Set task. List each line of the data that holds the string "from".
◆ ◆ ◆ ◆
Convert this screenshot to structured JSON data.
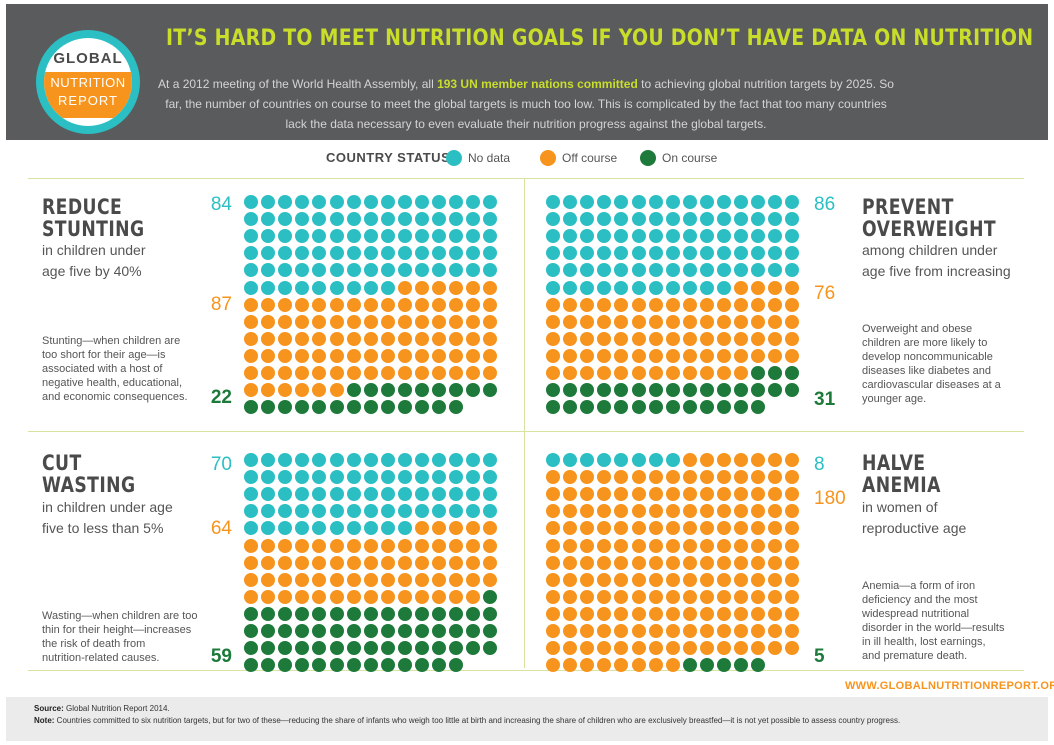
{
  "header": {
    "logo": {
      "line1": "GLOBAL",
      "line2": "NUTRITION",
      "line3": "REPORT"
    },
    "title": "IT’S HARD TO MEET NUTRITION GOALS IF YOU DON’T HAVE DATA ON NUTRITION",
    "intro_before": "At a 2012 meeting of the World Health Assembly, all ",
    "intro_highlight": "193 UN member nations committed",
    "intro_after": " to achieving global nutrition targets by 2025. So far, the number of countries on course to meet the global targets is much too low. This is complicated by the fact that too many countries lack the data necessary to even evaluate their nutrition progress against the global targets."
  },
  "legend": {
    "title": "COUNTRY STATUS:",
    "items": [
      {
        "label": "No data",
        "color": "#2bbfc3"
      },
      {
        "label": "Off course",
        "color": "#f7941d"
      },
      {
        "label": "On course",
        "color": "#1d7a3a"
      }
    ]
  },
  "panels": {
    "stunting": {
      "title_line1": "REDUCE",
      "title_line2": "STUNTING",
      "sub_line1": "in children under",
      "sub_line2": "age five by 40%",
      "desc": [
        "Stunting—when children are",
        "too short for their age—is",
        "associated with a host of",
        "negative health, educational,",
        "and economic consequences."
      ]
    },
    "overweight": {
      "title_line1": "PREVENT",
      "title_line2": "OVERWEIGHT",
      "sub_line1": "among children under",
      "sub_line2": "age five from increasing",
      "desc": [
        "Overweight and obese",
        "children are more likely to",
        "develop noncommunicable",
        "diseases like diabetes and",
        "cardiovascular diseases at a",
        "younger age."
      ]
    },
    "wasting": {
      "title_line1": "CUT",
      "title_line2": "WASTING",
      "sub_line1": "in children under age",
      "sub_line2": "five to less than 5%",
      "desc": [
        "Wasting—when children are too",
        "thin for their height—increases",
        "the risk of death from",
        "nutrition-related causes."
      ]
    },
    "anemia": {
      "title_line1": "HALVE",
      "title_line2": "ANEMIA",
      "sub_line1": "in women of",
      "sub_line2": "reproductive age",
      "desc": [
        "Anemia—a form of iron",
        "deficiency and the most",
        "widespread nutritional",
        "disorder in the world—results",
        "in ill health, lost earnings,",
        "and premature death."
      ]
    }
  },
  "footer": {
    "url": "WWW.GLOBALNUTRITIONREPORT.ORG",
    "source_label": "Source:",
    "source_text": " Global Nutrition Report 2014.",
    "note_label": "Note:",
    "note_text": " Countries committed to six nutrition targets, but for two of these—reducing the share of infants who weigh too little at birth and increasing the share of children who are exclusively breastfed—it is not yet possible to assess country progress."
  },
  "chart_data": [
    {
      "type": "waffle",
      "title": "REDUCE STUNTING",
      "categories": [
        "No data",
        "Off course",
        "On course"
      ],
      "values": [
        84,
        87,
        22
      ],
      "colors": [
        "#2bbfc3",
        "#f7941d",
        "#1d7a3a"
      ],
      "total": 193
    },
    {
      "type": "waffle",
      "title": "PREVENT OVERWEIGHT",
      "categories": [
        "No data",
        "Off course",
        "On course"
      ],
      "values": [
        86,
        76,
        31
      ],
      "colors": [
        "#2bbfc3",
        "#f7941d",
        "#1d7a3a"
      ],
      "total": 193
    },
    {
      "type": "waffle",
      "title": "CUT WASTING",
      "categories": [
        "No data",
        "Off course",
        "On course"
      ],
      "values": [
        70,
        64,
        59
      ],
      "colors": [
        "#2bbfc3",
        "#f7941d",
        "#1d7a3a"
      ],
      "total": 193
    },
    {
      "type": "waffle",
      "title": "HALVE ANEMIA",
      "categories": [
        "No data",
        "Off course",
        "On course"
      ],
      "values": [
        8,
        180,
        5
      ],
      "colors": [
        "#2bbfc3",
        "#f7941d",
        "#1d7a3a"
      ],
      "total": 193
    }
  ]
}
◆ ◆ ◆ ◆
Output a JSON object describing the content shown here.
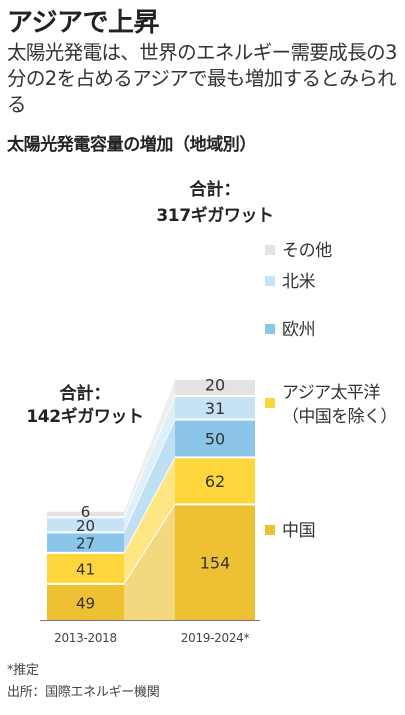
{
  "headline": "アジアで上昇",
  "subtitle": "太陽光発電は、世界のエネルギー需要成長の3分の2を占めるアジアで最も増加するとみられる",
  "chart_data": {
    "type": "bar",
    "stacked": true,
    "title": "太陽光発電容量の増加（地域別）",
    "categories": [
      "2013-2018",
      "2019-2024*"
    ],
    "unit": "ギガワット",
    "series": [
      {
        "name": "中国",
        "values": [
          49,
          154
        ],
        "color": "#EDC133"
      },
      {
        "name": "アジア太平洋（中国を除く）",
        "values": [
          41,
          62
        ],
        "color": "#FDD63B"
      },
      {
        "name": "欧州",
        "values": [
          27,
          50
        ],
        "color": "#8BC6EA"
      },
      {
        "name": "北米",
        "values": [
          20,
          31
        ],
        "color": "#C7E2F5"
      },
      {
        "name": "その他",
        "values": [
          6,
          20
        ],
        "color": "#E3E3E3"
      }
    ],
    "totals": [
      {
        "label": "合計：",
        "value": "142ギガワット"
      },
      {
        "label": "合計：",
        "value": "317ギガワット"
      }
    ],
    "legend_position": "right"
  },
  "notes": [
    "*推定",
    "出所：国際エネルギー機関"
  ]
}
◆ ◆ ◆ ◆
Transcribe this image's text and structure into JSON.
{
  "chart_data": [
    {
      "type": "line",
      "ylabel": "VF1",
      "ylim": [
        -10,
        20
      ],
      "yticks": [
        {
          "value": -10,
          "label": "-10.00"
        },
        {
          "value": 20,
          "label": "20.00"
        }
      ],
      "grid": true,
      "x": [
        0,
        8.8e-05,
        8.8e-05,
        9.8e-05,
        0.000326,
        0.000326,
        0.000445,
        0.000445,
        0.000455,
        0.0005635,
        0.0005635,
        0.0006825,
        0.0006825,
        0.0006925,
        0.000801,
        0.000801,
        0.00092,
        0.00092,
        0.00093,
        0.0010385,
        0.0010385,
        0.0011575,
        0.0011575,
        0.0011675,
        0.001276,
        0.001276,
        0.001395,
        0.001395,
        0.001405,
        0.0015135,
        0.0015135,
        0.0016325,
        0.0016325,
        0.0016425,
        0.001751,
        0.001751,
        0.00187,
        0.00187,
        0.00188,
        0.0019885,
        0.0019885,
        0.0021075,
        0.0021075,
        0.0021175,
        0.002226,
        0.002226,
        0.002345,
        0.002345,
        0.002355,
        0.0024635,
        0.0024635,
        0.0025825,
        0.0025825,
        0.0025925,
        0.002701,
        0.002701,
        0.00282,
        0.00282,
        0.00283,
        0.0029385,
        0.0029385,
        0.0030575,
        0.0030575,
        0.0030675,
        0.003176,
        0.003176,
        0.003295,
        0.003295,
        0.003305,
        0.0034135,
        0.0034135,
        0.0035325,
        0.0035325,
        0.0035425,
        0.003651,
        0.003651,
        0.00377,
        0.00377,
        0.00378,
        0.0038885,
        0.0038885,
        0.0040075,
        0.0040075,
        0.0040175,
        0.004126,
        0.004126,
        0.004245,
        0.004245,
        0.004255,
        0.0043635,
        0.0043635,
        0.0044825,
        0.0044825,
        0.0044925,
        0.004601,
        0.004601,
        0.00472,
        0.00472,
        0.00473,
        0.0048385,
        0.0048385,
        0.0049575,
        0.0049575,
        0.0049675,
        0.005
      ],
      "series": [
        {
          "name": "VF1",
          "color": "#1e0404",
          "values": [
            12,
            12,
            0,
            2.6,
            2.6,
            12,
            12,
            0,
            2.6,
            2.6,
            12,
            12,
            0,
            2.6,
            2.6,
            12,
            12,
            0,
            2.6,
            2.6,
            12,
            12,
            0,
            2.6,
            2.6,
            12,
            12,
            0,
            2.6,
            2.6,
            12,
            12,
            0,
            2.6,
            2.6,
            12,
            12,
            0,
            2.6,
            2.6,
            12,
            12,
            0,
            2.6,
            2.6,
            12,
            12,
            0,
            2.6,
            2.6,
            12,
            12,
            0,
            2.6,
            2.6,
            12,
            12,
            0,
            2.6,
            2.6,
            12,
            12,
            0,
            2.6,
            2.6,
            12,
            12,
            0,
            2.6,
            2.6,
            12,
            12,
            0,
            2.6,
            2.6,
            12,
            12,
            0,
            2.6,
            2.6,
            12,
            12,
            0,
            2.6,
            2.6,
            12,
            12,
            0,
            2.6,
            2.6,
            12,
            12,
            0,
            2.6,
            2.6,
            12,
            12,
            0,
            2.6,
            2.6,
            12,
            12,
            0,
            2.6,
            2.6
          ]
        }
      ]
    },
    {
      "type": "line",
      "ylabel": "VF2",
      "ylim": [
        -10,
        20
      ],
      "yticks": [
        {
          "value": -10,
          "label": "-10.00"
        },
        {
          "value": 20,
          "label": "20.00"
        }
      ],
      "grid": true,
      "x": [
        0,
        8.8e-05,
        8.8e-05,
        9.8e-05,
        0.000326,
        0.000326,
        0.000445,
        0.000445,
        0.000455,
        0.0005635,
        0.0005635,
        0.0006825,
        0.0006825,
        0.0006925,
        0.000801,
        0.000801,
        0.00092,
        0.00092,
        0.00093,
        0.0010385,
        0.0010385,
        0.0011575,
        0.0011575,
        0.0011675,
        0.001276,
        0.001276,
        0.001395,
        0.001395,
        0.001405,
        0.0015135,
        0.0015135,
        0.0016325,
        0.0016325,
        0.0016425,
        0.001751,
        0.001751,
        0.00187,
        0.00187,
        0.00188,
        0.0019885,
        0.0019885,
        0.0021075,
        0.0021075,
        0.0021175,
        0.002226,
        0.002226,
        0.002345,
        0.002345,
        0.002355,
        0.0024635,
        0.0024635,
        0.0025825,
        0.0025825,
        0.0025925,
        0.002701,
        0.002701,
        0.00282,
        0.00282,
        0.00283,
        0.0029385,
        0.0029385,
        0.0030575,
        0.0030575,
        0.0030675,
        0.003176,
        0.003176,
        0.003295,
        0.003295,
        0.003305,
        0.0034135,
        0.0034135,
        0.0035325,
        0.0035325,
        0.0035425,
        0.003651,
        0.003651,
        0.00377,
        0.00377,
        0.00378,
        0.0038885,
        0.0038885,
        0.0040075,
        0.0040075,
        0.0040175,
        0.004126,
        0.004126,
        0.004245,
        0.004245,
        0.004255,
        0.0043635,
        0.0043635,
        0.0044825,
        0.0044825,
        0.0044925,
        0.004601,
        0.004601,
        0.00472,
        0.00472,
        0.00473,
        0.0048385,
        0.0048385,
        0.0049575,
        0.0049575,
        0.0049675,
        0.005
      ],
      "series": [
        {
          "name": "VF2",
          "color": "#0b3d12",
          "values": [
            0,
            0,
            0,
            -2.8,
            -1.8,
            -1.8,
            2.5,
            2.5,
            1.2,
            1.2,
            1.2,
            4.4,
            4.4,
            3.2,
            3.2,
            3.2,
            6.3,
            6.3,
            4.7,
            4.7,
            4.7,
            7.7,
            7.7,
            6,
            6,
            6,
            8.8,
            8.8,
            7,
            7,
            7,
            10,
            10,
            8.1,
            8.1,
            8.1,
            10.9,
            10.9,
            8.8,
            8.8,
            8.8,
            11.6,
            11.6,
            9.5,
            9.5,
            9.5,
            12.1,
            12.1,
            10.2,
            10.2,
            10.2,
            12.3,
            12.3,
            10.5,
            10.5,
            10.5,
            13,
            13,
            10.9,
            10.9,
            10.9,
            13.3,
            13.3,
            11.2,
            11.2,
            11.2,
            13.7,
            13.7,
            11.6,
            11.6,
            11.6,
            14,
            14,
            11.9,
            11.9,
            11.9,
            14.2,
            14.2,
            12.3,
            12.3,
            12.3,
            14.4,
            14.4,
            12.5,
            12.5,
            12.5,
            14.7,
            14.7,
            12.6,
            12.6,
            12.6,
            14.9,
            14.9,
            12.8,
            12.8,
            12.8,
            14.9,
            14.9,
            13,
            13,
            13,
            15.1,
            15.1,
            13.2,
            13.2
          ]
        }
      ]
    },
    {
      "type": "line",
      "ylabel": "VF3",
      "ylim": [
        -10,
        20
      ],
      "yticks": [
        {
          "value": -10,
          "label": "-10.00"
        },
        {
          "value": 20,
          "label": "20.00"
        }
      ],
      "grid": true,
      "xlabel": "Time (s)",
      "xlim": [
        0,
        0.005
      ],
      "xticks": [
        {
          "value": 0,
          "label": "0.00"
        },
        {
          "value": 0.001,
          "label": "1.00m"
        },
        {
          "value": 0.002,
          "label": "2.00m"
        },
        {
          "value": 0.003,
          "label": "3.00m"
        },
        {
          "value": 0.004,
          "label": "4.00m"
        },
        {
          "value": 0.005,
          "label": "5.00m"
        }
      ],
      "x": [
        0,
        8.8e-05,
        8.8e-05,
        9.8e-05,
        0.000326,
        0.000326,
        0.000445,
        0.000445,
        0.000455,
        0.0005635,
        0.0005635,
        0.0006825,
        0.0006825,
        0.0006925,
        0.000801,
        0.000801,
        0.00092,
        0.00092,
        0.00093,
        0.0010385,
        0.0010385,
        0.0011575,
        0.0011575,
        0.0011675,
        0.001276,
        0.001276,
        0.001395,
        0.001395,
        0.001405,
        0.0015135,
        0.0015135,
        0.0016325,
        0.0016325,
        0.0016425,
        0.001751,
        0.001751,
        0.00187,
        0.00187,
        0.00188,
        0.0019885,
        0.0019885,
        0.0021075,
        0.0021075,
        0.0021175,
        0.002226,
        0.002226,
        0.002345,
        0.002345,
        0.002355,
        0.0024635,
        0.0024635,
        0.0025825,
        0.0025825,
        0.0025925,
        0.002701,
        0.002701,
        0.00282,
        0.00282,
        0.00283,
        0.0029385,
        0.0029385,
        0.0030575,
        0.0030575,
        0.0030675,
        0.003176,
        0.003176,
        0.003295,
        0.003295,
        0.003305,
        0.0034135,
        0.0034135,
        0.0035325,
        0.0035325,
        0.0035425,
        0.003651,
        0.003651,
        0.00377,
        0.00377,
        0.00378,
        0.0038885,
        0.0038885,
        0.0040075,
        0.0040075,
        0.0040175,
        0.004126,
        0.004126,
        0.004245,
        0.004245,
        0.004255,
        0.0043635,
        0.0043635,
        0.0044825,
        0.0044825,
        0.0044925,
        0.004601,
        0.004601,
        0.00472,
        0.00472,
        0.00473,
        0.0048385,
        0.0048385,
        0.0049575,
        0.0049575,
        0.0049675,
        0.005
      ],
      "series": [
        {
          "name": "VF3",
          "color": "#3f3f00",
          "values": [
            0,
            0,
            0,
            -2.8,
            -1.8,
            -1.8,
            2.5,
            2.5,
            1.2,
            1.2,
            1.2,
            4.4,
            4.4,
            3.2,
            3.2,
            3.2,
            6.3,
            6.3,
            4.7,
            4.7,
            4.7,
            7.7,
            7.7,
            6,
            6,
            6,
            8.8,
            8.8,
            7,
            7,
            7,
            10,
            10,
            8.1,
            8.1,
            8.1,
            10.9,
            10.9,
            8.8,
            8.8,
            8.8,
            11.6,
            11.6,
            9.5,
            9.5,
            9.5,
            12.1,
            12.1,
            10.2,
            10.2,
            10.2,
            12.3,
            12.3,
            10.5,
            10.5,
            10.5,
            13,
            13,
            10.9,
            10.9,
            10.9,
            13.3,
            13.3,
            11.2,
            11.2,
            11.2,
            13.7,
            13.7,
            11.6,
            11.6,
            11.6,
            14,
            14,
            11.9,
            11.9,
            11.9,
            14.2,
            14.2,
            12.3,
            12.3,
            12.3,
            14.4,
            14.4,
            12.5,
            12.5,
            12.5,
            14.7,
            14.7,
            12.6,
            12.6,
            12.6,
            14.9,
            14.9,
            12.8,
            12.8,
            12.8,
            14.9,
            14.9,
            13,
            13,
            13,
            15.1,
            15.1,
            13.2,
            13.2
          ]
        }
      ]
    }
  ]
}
◆ ◆ ◆ ◆
Response to this task.
      "sub_line2": "age five from increasing",
        "the risk of death from",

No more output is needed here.